■ Job ■
Reproduce the records below exactly, leaving out any pictures.

Items from a dataset:
********

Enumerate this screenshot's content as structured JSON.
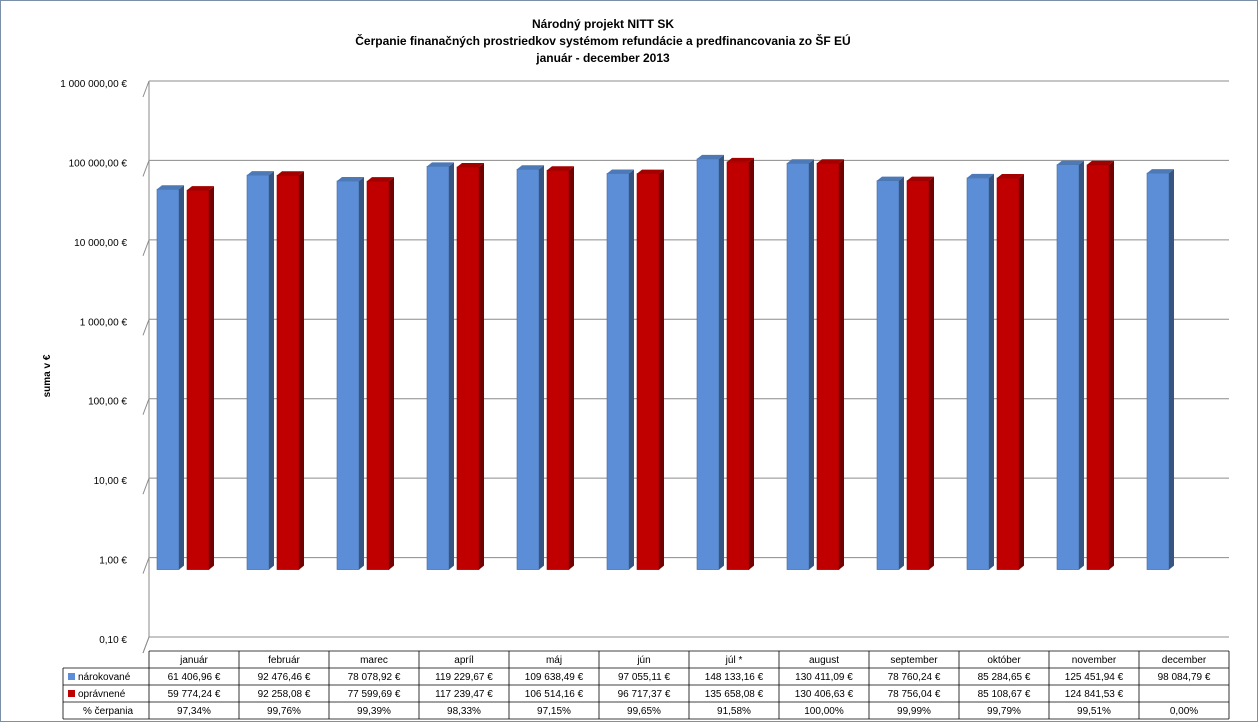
{
  "chart_data": {
    "type": "bar",
    "title": [
      "Národný projekt NITT SK",
      "Čerpanie finanačných prostriedkov systémom refundácie a predfinancovania zo ŠF EÚ",
      "január - december 2013"
    ],
    "ylabel": "suma v €",
    "yscale": "log",
    "ylim": [
      0.1,
      1000000
    ],
    "yticks": [
      "0,10 €",
      "1,00 €",
      "10,00 €",
      "100,00 €",
      "1 000,00 €",
      "10 000,00 €",
      "100 000,00 €",
      "1 000 000,00 €"
    ],
    "grid": true,
    "categories": [
      "január",
      "február",
      "marec",
      "apríl",
      "máj",
      "jún",
      "júl *",
      "august",
      "september",
      "október",
      "november",
      "december"
    ],
    "series": [
      {
        "name": "nárokované",
        "color": "#5b8ed6",
        "values": [
          61406.96,
          92476.46,
          78078.92,
          119229.67,
          109638.49,
          97055.11,
          148133.16,
          130411.09,
          78760.24,
          85284.65,
          125451.94,
          98084.79
        ],
        "labels": [
          "61 406,96 €",
          "92 476,46 €",
          "78 078,92 €",
          "119 229,67 €",
          "109 638,49 €",
          "97 055,11 €",
          "148 133,16 €",
          "130 411,09 €",
          "78 760,24 €",
          "85 284,65 €",
          "125 451,94 €",
          "98 084,79 €"
        ]
      },
      {
        "name": "oprávnené",
        "color": "#c00000",
        "values": [
          59774.24,
          92258.08,
          77599.69,
          117239.47,
          106514.16,
          96717.37,
          135658.08,
          130406.63,
          78756.04,
          85108.67,
          124841.53,
          null
        ],
        "labels": [
          "59 774,24 €",
          "92 258,08 €",
          "77 599,69 €",
          "117 239,47 €",
          "106 514,16 €",
          "96 717,37 €",
          "135 658,08 €",
          "130 406,63 €",
          "78 756,04 €",
          "85 108,67 €",
          "124 841,53 €",
          ""
        ]
      }
    ],
    "table_row3": {
      "name": "% čerpania",
      "labels": [
        "97,34%",
        "99,76%",
        "99,39%",
        "98,33%",
        "97,15%",
        "99,65%",
        "91,58%",
        "100,00%",
        "99,99%",
        "99,79%",
        "99,51%",
        "0,00%"
      ]
    },
    "legend": "data-table"
  }
}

********

■ Complete answer ■
Enumerate this screenshot's content as structured JSON.
{
  "chart_data": {
    "type": "bar",
    "title": [
      "Národný projekt NITT SK",
      "Čerpanie finanačných prostriedkov systémom refundácie a predfinancovania zo ŠF EÚ",
      "január - december 2013"
    ],
    "ylabel": "suma v €",
    "yscale": "log",
    "ylim": [
      0.1,
      1000000
    ],
    "yticks": [
      "0,10 €",
      "1,00 €",
      "10,00 €",
      "100,00 €",
      "1 000,00 €",
      "10 000,00 €",
      "100 000,00 €",
      "1 000 000,00 €"
    ],
    "grid": true,
    "categories": [
      "január",
      "február",
      "marec",
      "apríl",
      "máj",
      "jún",
      "júl *",
      "august",
      "september",
      "október",
      "november",
      "december"
    ],
    "series": [
      {
        "name": "nárokované",
        "color": "#5b8ed6",
        "values": [
          61406.96,
          92476.46,
          78078.92,
          119229.67,
          109638.49,
          97055.11,
          148133.16,
          130411.09,
          78760.24,
          85284.65,
          125451.94,
          98084.79
        ],
        "labels": [
          "61 406,96 €",
          "92 476,46 €",
          "78 078,92 €",
          "119 229,67 €",
          "109 638,49 €",
          "97 055,11 €",
          "148 133,16 €",
          "130 411,09 €",
          "78 760,24 €",
          "85 284,65 €",
          "125 451,94 €",
          "98 084,79 €"
        ]
      },
      {
        "name": "oprávnené",
        "color": "#c00000",
        "values": [
          59774.24,
          92258.08,
          77599.69,
          117239.47,
          106514.16,
          96717.37,
          135658.08,
          130406.63,
          78756.04,
          85108.67,
          124841.53,
          null
        ],
        "labels": [
          "59 774,24 €",
          "92 258,08 €",
          "77 599,69 €",
          "117 239,47 €",
          "106 514,16 €",
          "96 717,37 €",
          "135 658,08 €",
          "130 406,63 €",
          "78 756,04 €",
          "85 108,67 €",
          "124 841,53 €",
          ""
        ]
      }
    ],
    "table_row3": {
      "name": "% čerpania",
      "labels": [
        "97,34%",
        "99,76%",
        "99,39%",
        "98,33%",
        "97,15%",
        "99,65%",
        "91,58%",
        "100,00%",
        "99,99%",
        "99,79%",
        "99,51%",
        "0,00%"
      ]
    },
    "legend": "data-table"
  }
}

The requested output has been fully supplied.